==== RECORDS SUPPLIED

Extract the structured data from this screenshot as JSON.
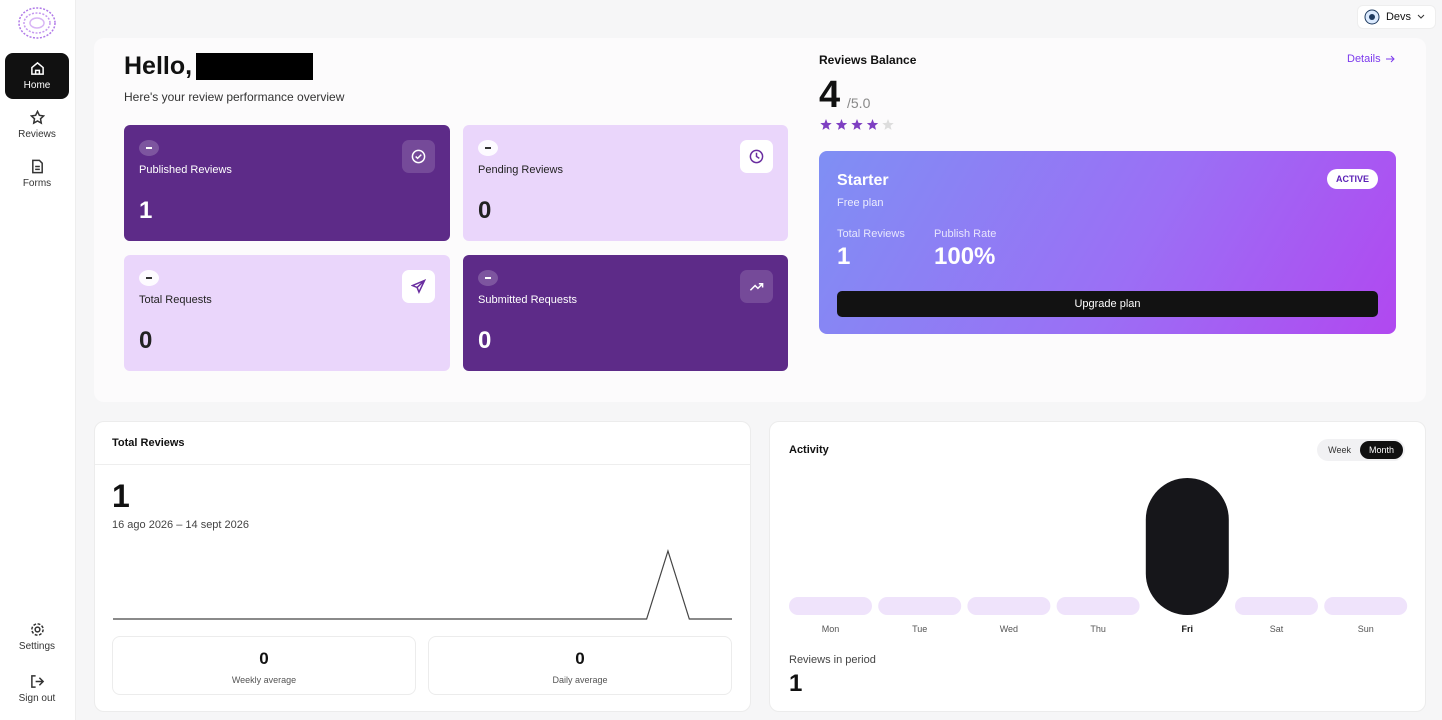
{
  "sidebar": {
    "nav": [
      "Home",
      "Reviews",
      "Forms"
    ],
    "active": "Home",
    "bottom": [
      "Settings",
      "Sign out"
    ]
  },
  "header": {
    "workspace": "Devs"
  },
  "greeting": {
    "title": "Hello,",
    "subtitle": "Here's your review performance overview"
  },
  "stats": [
    {
      "label": "Published Reviews",
      "value": 1
    },
    {
      "label": "Pending Reviews",
      "value": 0
    },
    {
      "label": "Total Requests",
      "value": 0
    },
    {
      "label": "Submitted Requests",
      "value": 0
    }
  ],
  "balance": {
    "title": "Reviews Balance",
    "link": "Details",
    "rating": 4,
    "max_label": "/5.0",
    "stars": 5
  },
  "plan": {
    "name": "Starter",
    "type": "Free plan",
    "badge": "ACTIVE",
    "metrics": [
      {
        "label": "Total Reviews",
        "value": "1"
      },
      {
        "label": "Publish Rate",
        "value": "100%"
      }
    ],
    "button": "Upgrade plan"
  },
  "total_reviews": {
    "title": "Total Reviews",
    "value": 1,
    "range": "16 ago 2026 – 14 sept 2026",
    "series": [
      0,
      0,
      0,
      0,
      0,
      0,
      0,
      0,
      0,
      0,
      0,
      0,
      0,
      0,
      0,
      0,
      0,
      0,
      0,
      0,
      0,
      0,
      0,
      0,
      0,
      0,
      1,
      0,
      0,
      0
    ],
    "averages": [
      {
        "value": 0,
        "label": "Weekly average"
      },
      {
        "value": 0,
        "label": "Daily average"
      }
    ]
  },
  "activity": {
    "title": "Activity",
    "toggle": [
      "Week",
      "Month"
    ],
    "selected": "Month",
    "days": [
      "Mon",
      "Tue",
      "Wed",
      "Thu",
      "Fri",
      "Sat",
      "Sun"
    ],
    "values": [
      0,
      0,
      0,
      0,
      1,
      0,
      0
    ],
    "footer_label": "Reviews in period",
    "footer_value": 1
  }
}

========

DIRECTIONS
Reply with one number only: how many lines of the listing hold "plan"?

FULL ANSWER
3